» **GOAL**
Retype the full set of records. Keep every character identical.
======== EXERCISE MATERIAL ========
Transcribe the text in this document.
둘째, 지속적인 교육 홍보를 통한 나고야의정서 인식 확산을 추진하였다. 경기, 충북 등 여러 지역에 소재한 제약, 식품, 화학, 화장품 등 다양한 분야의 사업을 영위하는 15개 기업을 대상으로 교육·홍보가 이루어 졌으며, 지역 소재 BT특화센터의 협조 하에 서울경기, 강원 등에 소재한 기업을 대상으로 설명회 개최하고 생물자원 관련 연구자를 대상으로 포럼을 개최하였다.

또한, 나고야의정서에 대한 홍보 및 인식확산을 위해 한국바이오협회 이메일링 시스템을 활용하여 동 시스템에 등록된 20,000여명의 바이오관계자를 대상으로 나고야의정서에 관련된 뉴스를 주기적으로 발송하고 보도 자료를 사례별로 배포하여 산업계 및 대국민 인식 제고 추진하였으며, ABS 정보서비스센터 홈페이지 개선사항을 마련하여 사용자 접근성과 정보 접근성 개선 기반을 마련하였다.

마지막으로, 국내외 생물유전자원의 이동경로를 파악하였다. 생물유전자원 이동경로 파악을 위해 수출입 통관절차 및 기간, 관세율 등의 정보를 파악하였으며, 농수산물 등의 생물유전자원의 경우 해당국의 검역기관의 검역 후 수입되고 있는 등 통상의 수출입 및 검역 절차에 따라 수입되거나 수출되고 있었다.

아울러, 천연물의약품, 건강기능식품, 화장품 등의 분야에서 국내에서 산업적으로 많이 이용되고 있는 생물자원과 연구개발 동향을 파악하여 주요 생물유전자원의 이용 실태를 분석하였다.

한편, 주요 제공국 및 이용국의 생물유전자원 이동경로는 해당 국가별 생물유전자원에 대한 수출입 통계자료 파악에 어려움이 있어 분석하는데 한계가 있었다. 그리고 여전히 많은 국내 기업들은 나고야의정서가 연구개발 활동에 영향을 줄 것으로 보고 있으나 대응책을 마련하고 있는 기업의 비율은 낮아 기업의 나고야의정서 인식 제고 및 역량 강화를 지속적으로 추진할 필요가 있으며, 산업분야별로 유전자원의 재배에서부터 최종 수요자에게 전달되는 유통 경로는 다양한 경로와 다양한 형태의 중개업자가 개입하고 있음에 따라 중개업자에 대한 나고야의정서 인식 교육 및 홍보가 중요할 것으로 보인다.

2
========
» **FULL SOLUTION**
Transcribe the text in this document.
둘째, 지속적인 교육 홍보를 통한 나고야의정서 인식 확산을 추진하였다. 경기, 충북 등 여러 지역에 소재한 제약, 식품, 화학, 화장품 등 다양한 분야의 사업을 영위하는 15개 기업을 대상으로 교육·홍보가 이루어 졌으며, 지역 소재 BT특화센터의 협조 하에 서울경기, 강원 등에 소재한 기업을 대상으로 설명회 개최하고 생물자원 관련 연구자를 대상으로 포럼을 개최하였다.

또한, 나고야의정서에 대한 홍보 및 인식확산을 위해 한국바이오협회 이메일링 시스템을 활용하여 동 시스템에 등록된 20,000여명의 바이오관계자를 대상으로 나고야의정서에 관련된 뉴스를 주기적으로 발송하고 보도 자료를 사례별로 배포하여 산업계 및 대국민 인식 제고 추진하였으며, ABS 정보서비스센터 홈페이지 개선사항을 마련하여 사용자 접근성과 정보 접근성 개선 기반을 마련하였다.

마지막으로, 국내외 생물유전자원의 이동경로를 파악하였다. 생물유전자원 이동경로 파악을 위해 수출입 통관절차 및 기간, 관세율 등의 정보를 파악하였으며, 농수산물 등의 생물유전자원의 경우 해당국의 검역기관의 검역 후 수입되고 있는 등 통상의 수출입 및 검역 절차에 따라 수입되거나 수출되고 있었다.

아울러, 천연물의약품, 건강기능식품, 화장품 등의 분야에서 국내에서 산업적으로 많이 이용되고 있는 생물자원과 연구개발 동향을 파악하여 주요 생물유전자원의 이용 실태를 분석하였다.

한편, 주요 제공국 및 이용국의 생물유전자원 이동경로는 해당 국가별 생물유전자원에 대한 수출입 통계자료 파악에 어려움이 있어 분석하는데 한계가 있었다. 그리고 여전히 많은 국내 기업들은 나고야의정서가 연구개발 활동에 영향을 줄 것으로 보고 있으나 대응책을 마련하고 있는 기업의 비율은 낮아 기업의 나고야의정서 인식 제고 및 역량 강화를 지속적으로 추진할 필요가 있으며, 산업분야별로 유전자원의 재배에서부터 최종 수요자에게 전달되는 유통 경로는 다양한 경로와 다양한 형태의 중개업자가 개입하고 있음에 따라 중개업자에 대한 나고야의정서 인식 교육 및 홍보가 중요할 것으로 보인다.

2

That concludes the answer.